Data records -
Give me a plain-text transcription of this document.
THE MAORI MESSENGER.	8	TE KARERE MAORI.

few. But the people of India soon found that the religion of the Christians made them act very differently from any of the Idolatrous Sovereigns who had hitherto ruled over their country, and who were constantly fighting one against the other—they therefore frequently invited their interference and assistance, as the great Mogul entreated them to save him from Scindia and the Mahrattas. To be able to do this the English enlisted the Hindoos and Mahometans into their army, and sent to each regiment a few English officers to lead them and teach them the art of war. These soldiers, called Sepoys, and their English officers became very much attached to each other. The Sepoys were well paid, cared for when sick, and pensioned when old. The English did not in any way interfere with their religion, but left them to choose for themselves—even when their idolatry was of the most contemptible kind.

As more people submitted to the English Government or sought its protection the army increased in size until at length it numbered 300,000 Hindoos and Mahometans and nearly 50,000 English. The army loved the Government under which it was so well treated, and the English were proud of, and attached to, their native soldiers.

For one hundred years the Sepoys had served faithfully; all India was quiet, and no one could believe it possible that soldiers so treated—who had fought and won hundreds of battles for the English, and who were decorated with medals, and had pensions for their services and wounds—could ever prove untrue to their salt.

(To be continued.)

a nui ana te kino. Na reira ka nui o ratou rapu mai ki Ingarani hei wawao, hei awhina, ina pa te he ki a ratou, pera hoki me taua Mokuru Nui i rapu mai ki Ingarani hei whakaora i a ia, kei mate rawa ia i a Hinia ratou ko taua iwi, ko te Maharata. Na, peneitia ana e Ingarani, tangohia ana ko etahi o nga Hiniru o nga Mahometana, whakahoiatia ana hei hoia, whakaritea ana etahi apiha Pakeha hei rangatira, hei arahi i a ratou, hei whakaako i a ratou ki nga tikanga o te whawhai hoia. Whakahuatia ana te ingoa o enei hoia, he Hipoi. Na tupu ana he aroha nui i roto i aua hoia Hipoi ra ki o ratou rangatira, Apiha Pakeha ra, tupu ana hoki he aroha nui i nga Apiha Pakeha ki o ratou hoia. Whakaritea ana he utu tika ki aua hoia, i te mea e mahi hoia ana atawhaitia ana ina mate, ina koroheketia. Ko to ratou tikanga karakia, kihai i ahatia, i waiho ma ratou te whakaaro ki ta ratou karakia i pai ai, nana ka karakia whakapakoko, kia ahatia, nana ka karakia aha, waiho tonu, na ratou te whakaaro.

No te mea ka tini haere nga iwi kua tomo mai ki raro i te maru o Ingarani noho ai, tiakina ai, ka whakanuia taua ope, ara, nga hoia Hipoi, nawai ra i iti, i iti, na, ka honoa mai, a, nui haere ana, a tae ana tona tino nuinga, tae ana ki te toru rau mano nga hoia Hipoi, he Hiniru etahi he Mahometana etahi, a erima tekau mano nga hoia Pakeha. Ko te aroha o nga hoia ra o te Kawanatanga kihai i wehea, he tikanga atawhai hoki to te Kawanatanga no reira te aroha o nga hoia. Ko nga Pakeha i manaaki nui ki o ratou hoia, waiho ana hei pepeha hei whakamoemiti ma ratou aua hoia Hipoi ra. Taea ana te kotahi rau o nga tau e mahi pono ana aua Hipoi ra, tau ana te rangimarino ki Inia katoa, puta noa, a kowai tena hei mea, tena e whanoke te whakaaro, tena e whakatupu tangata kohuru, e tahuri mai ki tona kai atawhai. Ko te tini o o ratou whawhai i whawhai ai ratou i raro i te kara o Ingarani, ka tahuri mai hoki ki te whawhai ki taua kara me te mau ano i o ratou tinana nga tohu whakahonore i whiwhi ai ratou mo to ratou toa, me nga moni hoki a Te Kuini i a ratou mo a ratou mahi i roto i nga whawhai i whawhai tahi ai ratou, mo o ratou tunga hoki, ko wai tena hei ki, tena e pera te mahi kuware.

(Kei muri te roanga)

PROBLEM -
Reproduce the complete data exactly as presented above.

WRITTEN RESPONSE -
Give me a plain-text transcription of this document.
THE MAORI MESSENGER.	8	TE KARERE MAORI.

few. But the people of India soon found that the religion of the Christians made them act very differently from any of the Idolatrous Sovereigns who had hitherto ruled over their country, and who were constantly fighting one against the other—they therefore frequently invited their interference and assistance, as the great Mogul entreated them to save him from Scindia and the Mahrattas. To be able to do this the English enlisted the Hindoos and Mahometans into their army, and sent to each regiment a few English officers to lead them and teach them the art of war. These soldiers, called Sepoys, and their English officers became very much attached to each other. The Sepoys were well paid, cared for when sick, and pensioned when old. The English did not in any way interfere with their religion, but left them to choose for themselves—even when their idolatry was of the most contemptible kind.

As more people submitted to the English Government or sought its protection the army increased in size until at length it numbered 300,000 Hindoos and Mahometans and nearly 50,000 English. The army loved the Government under which it was so well treated, and the English were proud of, and attached to, their native soldiers.

For one hundred years the Sepoys had served faithfully; all India was quiet, and no one could believe it possible that soldiers so treated—who had fought and won hundreds of battles for the English, and who were decorated with medals, and had pensions for their services and wounds—could ever prove untrue to their salt.

(To be continued.)

a nui ana te kino. Na reira ka nui o ratou rapu mai ki Ingarani hei wawao, hei awhina, ina pa te he ki a ratou, pera hoki me taua Mokuru Nui i rapu mai ki Ingarani hei whakaora i a ia, kei mate rawa ia i a Hinia ratou ko taua iwi, ko te Maharata. Na, peneitia ana e Ingarani, tangohia ana ko etahi o nga Hiniru o nga Mahometana, whakahoiatia ana hei hoia, whakaritea ana etahi apiha Pakeha hei rangatira, hei arahi i a ratou, hei whakaako i a ratou ki nga tikanga o te whawhai hoia. Whakahuatia ana te ingoa o enei hoia, he Hipoi. Na tupu ana he aroha nui i roto i aua hoia Hipoi ra ki o ratou rangatira, Apiha Pakeha ra, tupu ana hoki he aroha nui i nga Apiha Pakeha ki o ratou hoia. Whakaritea ana he utu tika ki aua hoia, i te mea e mahi hoia ana atawhaitia ana ina mate, ina koroheketia. Ko to ratou tikanga karakia, kihai i ahatia, i waiho ma ratou te whakaaro ki ta ratou karakia i pai ai, nana ka karakia whakapakoko, kia ahatia, nana ka karakia aha, waiho tonu, na ratou te whakaaro.

No te mea ka tini haere nga iwi kua tomo mai ki raro i te maru o Ingarani noho ai, tiakina ai, ka whakanuia taua ope, ara, nga hoia Hipoi, nawai ra i iti, i iti, na, ka honoa mai, a, nui haere ana, a tae ana tona tino nuinga, tae ana ki te toru rau mano nga hoia Hipoi, he Hiniru etahi he Mahometana etahi, a erima tekau mano nga hoia Pakeha. Ko te aroha o nga hoia ra o te Kawanatanga kihai i wehea, he tikanga atawhai hoki to te Kawanatanga no reira te aroha o nga hoia. Ko nga Pakeha i manaaki nui ki o ratou hoia, waiho ana hei pepeha hei whakamoemiti ma ratou aua hoia Hipoi ra. Taea ana te kotahi rau o nga tau e mahi pono ana aua Hipoi ra, tau ana te rangimarino ki Inia katoa, puta noa, a kowai tena hei mea, tena e whanoke te whakaaro, tena e whakatupu tangata kohuru, e tahuri mai ki tona kai atawhai. Ko te tini o o ratou whawhai i whawhai ai ratou i raro i te kara o Ingarani, ka tahuri mai hoki ki te whawhai ki taua kara me te mau ano i o ratou tinana nga tohu whakahonore i whiwhi ai ratou mo to ratou toa, me nga moni hoki a Te Kuini i a ratou mo a ratou mahi i roto i nga whawhai i whawhai tahi ai ratou, mo o ratou tunga hoki, ko wai tena hei ki, tena e pera te mahi kuware.

(Kei muri te roanga)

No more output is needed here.